## Texto para leer
20 de septiembre
( d.C.)
( d.C.)
|
A |
Simeón
Berneux nació en Château-du-Loir (Sarthe, Francia) el 14 de mayo de
1814 Fue ordenado sacerdote diocesano en 1837 y luego se formó en las Misiones
Extranjeras de París en 1839. El padre Berneux parte hacia el lejano oriente el
13 de enero de 1840. En Manila se entrevista con Monseñor Retord, vicario apostólico
de la región de Tonkín (Vietnam). Los dos misioneros simpatizan desde el
primer momento y ambos sienten la misma fogosidad por la salvación de las
almas.
El 17 de enero de 1841, Monseñor
Retord y los padres Berneux, Galy y Taillandier llegan a Tonkín. Tras algunas
peripecias, los misioneros se dispersan. El padre Berneux se asienta en Yen-Moi,
cerca de un pequeño convento de religiosas "Amantes de la Cruz",
donde estudia la lengua annamita. «A pesar de no poder dar más de seis pasos,
de no recibir la luz del sol más que por una pequeña abertura a quince centímetros
del suelo, y de tenerme que tumbar cuan largo soy sobre mi estera para escribir,
soy el más feliz de los hombres», escribe. Sin embargo, el peligro se cierne
sobre el joven misionero, que deberá pasar enseguida de un escondrijo a otro.
Esto conmueve a Monseñor Retord, quien pide a los padres Berneux y Galy que se
reúnan con el padre Masson en la provincia de Nghe An.
Había sido muy
prudente por parte del obispo poner relativamente a salvo a sus jóvenes
misioneros, pero era demasiado tarde, puesto que su presencia había sido ya
denunciada en Nam Dinh, residencia del mandarín. Durante la noche del Sábado
Santo, un destacamento de quinientos soldados rodea los retiros de ambos
misioneros. Durante la noche, el padre Berneux había escuchado algunas
confesiones: «Eran, nos dice, las primicias de mi apostolado en tierras
annamitas, y fueron también el final. Los designios de Dios son inescrutables,
pero siempre dignos de ser adorados».

## Entradas del conjunto
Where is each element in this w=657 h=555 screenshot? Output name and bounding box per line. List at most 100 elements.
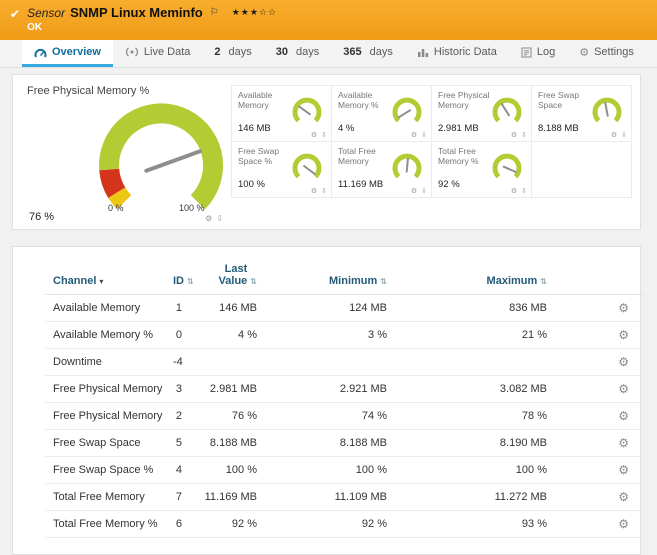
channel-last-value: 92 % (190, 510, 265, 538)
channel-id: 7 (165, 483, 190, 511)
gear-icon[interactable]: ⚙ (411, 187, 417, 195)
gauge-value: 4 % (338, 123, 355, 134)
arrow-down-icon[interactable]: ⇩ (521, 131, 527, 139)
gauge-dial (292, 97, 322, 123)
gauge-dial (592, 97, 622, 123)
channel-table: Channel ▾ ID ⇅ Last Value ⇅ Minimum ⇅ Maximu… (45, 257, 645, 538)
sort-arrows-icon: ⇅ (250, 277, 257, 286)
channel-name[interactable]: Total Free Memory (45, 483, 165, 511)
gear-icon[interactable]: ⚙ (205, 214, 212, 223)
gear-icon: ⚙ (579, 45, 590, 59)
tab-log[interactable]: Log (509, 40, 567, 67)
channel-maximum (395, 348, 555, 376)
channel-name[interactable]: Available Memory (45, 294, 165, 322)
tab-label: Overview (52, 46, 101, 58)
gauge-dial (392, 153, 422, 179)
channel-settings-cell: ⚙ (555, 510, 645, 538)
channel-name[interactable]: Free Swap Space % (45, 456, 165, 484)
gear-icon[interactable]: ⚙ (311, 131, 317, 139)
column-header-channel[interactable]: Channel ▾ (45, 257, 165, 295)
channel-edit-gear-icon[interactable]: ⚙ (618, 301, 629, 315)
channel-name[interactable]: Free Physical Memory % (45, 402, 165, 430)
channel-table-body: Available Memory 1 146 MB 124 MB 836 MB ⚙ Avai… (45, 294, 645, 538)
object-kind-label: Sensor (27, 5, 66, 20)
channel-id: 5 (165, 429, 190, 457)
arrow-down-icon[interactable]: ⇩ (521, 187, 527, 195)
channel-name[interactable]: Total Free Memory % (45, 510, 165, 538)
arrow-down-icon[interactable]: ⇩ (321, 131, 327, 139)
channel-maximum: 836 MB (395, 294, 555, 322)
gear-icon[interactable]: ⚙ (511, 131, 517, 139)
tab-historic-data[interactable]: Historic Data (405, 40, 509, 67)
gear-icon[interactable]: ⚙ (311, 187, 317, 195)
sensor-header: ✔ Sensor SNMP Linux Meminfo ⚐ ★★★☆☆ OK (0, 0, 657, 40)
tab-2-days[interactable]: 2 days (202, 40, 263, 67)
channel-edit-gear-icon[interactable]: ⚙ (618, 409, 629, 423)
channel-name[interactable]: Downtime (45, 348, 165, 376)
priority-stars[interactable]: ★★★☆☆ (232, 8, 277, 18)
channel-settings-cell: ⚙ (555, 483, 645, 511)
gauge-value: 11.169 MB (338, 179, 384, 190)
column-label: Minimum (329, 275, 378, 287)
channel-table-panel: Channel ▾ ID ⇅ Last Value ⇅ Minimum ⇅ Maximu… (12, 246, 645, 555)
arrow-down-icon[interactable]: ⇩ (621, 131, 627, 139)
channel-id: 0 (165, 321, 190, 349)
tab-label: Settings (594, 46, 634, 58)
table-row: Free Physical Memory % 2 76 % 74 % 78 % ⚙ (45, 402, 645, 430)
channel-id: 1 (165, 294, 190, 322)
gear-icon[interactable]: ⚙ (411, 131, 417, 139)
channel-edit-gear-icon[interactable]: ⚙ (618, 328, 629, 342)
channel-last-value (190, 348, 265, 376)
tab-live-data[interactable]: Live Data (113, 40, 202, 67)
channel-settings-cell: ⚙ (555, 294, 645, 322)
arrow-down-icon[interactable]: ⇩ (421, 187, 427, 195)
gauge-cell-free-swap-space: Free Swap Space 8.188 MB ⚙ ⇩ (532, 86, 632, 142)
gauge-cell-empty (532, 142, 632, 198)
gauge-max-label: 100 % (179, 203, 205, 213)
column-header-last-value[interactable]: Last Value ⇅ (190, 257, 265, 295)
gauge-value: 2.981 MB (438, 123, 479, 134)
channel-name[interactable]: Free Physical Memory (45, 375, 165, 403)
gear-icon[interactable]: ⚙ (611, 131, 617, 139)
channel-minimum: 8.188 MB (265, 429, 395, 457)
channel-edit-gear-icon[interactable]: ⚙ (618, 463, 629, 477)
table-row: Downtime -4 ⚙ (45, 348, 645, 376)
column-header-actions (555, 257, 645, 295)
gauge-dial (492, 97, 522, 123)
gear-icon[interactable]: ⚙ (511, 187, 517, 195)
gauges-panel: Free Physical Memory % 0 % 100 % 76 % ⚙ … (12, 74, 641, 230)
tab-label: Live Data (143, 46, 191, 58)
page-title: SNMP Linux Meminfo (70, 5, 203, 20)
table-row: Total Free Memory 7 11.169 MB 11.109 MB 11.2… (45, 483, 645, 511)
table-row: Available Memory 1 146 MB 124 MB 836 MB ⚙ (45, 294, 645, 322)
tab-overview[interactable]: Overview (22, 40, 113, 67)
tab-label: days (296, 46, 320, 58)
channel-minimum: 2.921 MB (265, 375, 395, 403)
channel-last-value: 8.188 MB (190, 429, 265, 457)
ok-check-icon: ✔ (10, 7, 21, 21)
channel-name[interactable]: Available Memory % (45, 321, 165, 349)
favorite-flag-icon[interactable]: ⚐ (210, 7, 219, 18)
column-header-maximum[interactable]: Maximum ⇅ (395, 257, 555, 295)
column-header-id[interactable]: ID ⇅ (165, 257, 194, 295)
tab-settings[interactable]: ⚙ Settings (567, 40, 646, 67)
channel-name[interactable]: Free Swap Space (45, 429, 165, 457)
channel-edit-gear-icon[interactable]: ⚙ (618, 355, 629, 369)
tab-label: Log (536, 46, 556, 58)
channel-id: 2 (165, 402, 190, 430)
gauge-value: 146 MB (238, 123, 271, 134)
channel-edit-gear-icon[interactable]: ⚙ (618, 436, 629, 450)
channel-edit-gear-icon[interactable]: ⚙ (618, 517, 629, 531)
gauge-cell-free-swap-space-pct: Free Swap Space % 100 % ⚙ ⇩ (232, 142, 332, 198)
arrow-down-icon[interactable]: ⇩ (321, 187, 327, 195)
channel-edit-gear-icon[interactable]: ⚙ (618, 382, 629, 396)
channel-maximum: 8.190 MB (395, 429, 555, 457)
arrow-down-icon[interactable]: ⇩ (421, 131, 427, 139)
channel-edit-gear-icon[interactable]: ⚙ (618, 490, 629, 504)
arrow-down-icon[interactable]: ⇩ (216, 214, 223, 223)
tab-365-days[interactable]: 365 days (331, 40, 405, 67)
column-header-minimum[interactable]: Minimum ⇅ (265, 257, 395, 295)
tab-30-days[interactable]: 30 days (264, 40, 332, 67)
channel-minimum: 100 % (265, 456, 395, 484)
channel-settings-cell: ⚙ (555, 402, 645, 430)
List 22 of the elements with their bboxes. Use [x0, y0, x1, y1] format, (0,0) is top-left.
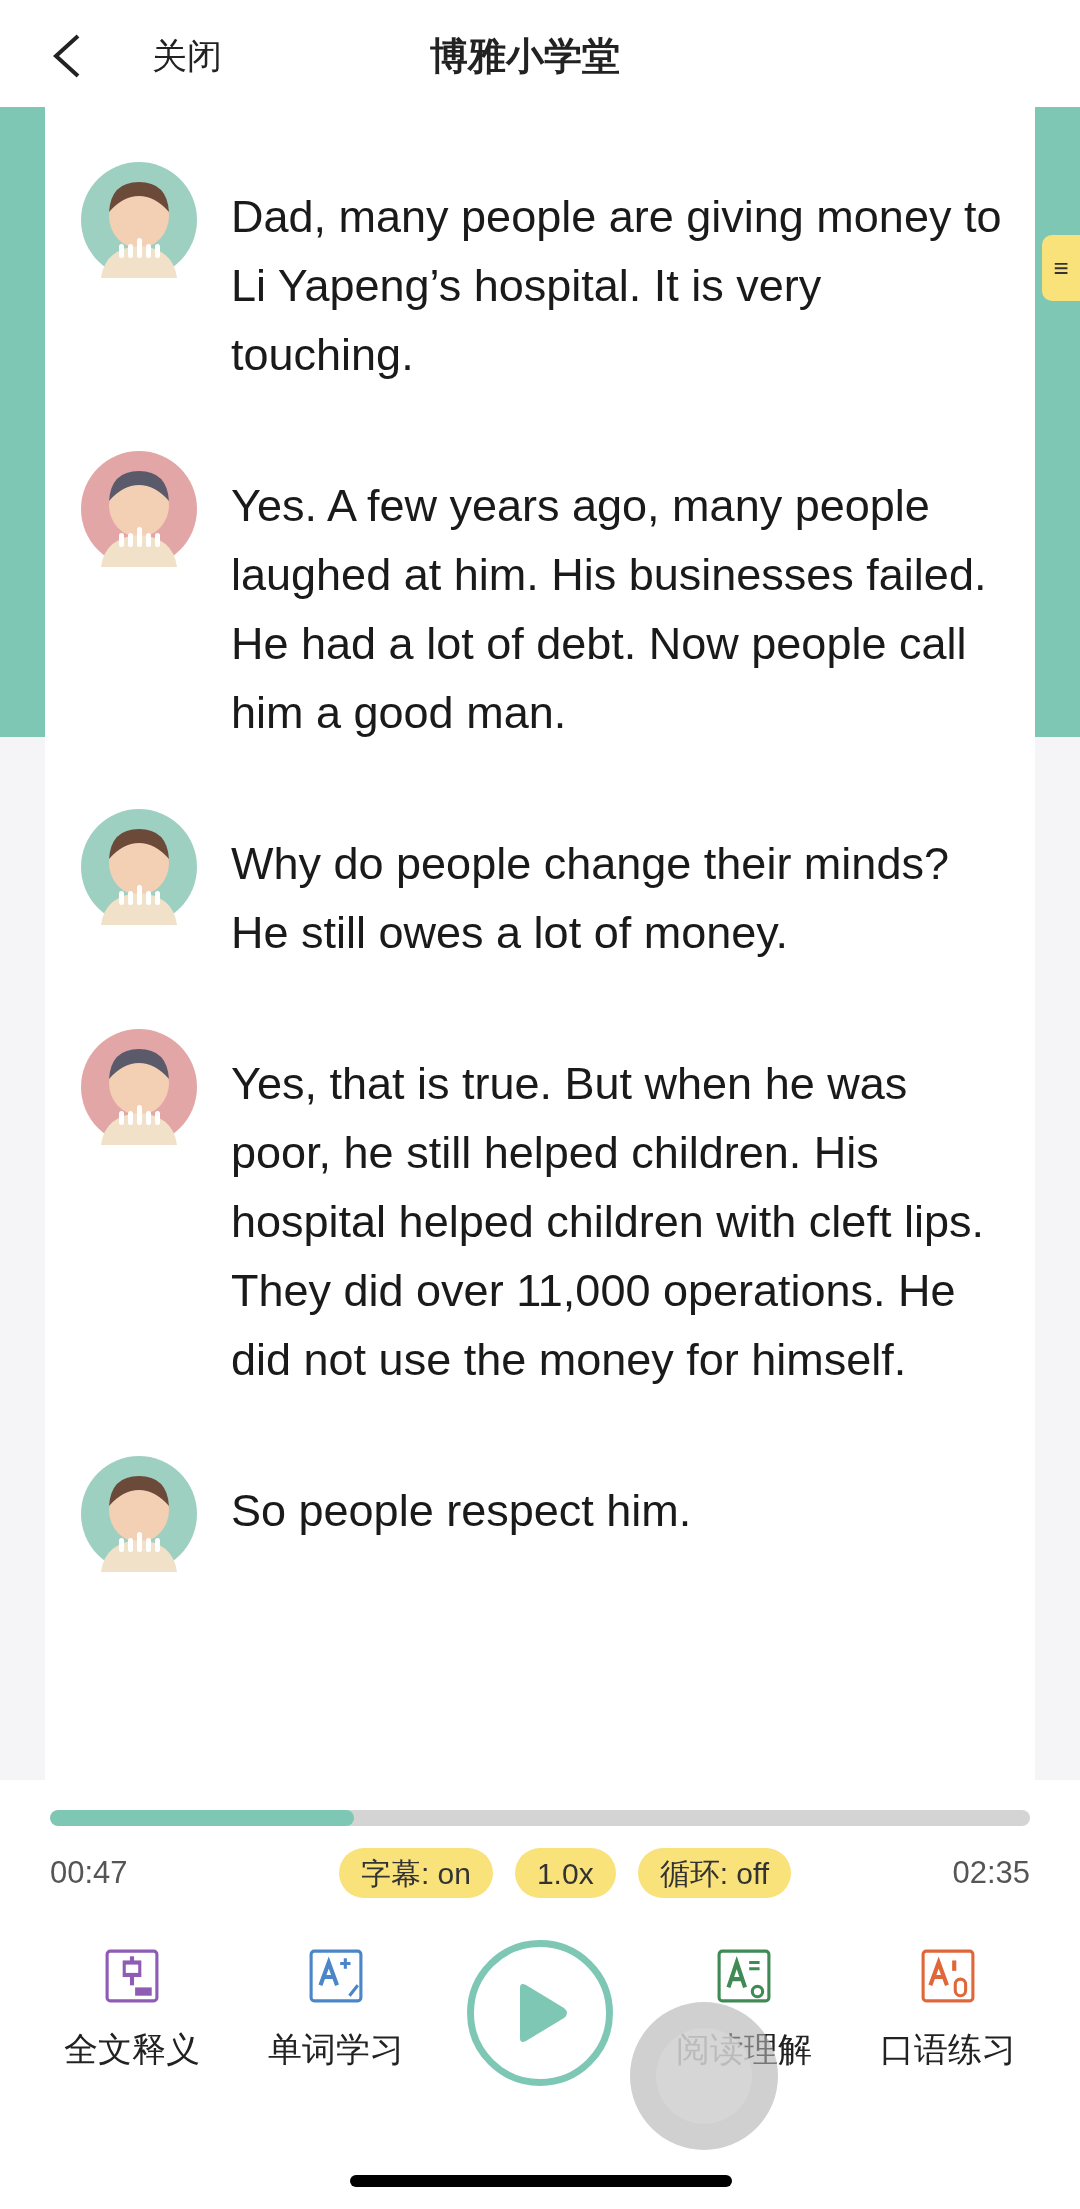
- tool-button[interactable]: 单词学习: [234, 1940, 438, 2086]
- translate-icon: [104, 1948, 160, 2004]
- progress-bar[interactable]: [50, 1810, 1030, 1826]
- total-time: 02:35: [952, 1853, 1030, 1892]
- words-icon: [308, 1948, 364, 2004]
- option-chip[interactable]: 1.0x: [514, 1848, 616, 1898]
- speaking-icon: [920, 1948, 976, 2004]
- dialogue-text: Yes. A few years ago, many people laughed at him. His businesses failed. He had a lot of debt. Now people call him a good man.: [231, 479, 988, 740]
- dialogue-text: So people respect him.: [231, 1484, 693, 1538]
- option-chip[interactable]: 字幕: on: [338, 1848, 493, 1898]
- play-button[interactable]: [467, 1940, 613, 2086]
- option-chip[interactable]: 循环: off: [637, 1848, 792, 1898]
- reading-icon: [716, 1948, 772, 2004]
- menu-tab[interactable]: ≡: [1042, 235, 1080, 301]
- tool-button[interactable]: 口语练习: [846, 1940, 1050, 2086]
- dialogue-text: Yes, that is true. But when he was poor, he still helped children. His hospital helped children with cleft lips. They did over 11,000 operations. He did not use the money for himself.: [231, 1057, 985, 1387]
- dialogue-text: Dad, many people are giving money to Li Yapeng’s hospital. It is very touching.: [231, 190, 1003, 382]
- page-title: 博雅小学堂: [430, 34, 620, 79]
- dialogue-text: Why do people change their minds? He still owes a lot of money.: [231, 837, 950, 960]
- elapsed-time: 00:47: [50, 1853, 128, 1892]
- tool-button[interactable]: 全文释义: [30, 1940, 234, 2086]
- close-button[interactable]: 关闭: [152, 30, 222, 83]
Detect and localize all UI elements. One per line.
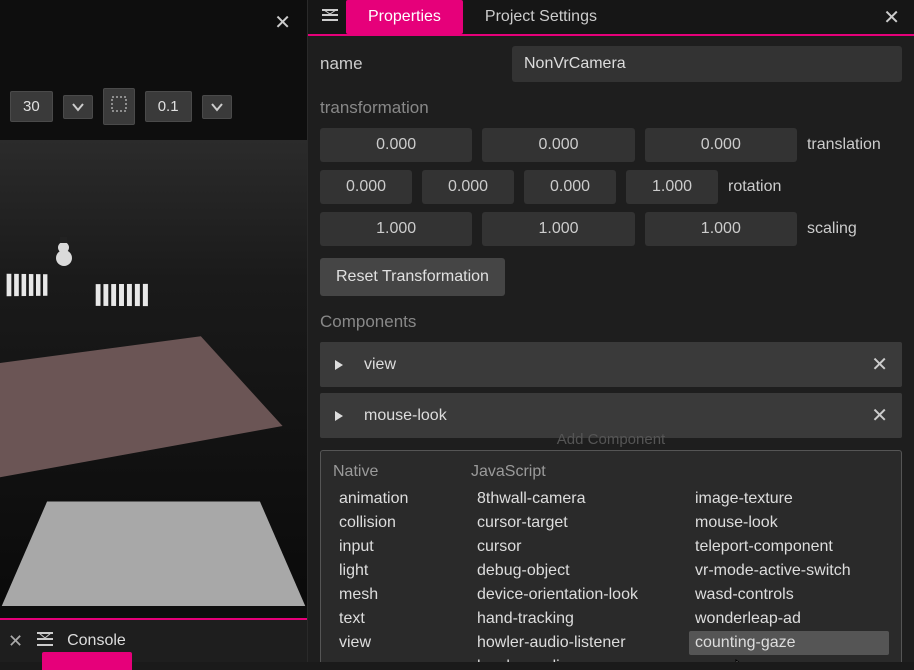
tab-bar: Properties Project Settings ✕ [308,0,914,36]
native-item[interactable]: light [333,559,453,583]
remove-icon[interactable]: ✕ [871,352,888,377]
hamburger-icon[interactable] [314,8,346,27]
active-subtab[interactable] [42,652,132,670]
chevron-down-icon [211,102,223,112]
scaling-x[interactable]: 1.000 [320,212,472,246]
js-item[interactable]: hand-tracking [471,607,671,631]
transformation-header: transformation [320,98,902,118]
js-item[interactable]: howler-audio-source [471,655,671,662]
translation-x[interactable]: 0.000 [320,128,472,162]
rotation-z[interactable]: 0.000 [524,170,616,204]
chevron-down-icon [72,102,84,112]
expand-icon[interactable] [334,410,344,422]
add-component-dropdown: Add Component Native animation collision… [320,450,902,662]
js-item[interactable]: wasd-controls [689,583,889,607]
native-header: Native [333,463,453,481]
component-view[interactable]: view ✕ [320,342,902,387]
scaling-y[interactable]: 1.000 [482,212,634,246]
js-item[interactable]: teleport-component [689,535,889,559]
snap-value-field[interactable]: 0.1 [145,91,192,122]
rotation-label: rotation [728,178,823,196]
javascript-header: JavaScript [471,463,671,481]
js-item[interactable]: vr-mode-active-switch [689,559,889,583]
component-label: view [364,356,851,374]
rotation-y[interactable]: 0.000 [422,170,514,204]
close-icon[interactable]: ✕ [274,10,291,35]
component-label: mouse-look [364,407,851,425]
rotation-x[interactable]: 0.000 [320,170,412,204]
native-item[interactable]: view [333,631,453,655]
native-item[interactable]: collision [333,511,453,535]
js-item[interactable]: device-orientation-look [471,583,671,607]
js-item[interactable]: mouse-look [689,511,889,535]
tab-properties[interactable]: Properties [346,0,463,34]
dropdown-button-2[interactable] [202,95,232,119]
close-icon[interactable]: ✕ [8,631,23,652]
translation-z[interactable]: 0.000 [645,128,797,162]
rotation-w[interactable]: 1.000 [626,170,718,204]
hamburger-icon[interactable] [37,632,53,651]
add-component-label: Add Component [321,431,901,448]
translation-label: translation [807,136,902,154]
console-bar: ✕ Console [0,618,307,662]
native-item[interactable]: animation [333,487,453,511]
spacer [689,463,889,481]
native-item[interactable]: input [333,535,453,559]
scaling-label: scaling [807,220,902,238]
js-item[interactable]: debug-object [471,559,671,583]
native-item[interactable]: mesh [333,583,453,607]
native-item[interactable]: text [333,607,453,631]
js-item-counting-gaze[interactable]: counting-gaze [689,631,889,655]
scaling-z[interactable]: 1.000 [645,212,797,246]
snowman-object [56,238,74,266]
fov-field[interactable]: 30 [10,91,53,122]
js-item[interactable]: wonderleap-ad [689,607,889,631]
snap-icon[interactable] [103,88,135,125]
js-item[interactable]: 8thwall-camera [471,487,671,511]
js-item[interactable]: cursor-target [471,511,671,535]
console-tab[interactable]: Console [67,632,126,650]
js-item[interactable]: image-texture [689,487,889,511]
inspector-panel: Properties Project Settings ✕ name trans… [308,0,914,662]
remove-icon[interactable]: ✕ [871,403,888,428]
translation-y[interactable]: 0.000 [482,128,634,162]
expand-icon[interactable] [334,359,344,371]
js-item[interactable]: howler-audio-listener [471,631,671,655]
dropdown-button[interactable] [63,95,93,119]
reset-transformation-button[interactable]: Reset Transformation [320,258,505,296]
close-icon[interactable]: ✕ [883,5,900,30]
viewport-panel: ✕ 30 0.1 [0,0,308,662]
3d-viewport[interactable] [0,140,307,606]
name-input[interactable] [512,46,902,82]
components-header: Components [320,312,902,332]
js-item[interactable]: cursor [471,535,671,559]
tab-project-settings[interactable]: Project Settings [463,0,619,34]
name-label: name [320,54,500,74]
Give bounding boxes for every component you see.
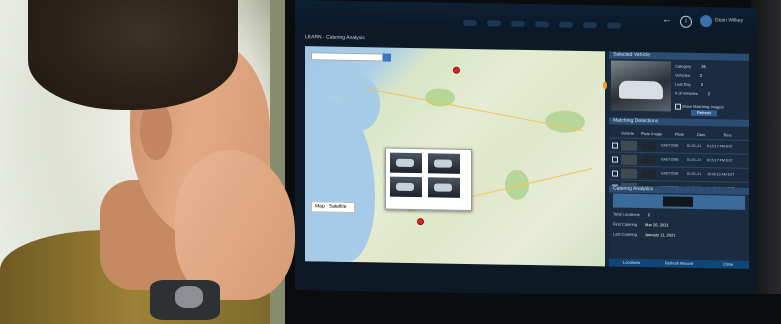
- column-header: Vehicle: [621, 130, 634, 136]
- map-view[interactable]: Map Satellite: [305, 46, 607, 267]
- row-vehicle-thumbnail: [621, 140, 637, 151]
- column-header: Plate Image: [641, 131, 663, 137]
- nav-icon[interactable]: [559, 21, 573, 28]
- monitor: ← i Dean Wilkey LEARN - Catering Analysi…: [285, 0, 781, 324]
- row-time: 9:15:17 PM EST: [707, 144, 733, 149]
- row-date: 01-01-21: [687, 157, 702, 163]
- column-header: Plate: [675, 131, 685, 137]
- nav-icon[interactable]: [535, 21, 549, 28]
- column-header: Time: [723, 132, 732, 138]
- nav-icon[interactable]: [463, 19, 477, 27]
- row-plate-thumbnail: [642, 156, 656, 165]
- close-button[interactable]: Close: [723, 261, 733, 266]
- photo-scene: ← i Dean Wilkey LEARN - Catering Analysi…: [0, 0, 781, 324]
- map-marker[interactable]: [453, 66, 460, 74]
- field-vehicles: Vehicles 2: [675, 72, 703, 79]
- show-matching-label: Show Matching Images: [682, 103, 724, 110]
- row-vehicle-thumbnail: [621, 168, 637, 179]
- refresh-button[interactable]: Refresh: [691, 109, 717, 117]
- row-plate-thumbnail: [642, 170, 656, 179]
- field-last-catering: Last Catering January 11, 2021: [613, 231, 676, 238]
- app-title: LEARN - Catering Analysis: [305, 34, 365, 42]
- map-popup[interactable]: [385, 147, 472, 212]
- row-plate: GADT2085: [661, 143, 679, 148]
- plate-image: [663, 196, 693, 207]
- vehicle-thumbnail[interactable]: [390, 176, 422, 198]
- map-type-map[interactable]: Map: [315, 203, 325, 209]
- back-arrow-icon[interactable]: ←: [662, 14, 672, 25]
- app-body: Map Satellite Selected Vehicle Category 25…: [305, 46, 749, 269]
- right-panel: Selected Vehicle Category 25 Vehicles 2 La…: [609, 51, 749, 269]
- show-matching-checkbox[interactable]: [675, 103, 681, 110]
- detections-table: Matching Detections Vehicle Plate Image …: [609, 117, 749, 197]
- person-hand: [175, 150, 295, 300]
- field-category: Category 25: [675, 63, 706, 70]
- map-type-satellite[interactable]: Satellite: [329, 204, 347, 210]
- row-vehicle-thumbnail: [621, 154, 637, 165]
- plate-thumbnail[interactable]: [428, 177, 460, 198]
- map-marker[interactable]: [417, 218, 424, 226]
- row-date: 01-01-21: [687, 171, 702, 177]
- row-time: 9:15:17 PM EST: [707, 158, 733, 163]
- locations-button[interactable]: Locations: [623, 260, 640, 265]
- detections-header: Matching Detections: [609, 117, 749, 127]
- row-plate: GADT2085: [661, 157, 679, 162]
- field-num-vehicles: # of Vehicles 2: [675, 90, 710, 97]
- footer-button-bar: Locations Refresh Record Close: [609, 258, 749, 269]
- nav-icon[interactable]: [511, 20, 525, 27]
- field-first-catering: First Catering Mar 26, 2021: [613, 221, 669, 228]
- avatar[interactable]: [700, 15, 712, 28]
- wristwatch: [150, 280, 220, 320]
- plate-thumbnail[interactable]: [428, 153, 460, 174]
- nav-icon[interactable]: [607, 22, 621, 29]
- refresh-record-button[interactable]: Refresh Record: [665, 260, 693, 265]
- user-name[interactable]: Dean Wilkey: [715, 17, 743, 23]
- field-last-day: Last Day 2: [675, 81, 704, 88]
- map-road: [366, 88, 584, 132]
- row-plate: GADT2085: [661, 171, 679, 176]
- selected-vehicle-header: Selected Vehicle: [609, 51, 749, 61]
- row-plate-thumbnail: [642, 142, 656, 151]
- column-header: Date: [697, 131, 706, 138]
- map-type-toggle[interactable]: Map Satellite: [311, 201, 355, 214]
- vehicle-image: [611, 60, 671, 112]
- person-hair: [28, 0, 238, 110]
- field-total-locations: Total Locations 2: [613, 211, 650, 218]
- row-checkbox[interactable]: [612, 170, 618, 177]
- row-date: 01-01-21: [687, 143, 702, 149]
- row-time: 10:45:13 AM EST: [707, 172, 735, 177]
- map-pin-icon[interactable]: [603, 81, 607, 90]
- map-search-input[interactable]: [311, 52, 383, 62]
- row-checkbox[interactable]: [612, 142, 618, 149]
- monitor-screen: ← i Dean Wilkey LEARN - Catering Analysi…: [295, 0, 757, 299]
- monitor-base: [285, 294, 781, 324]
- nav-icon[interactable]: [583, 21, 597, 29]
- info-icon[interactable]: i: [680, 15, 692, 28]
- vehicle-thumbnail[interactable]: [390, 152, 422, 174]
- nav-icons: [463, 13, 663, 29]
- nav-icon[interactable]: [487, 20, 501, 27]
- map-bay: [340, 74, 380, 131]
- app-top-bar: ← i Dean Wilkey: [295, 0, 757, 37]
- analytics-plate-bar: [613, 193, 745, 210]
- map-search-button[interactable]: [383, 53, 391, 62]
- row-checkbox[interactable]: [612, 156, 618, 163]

## Completa lo siguiente
1 – Enumera a todas las personas que aparecen con su nombre propio en el texto sobre Simeón Berneux.
2 – Reproduce todo lo que va desde "El 17 de enero" hasta "escondrijo a otro." en el texto sobre Simeón Berneux.

## Respuestas esperadas
1 –
- Simeón Berneux
- Monseñor Retord
- el padre Galy
- el padre Taillandier
- el padre Masson

2 –
El 17 de enero de 1841, Monseñor
Retord y los padres Berneux, Galy y Taillandier llegan a Tonkín. Tras algunas
peripecias, los misioneros se dispersan. El padre Berneux se asienta en Yen-Moi,
cerca de un pequeño convento de religiosas "Amantes de la Cruz",
donde estudia la lengua annamita. «A pesar de no poder dar más de seis pasos,
de no recibir la luz del sol más que por una pequeña abertura a quince centímetros
del suelo, y de tenerme que tumbar cuan largo soy sobre mi estera para escribir,
soy el más feliz de los hombres», escribe. Sin embargo, el peligro se cierne
sobre el joven misionero, que deberá pasar enseguida de un escondrijo a otro.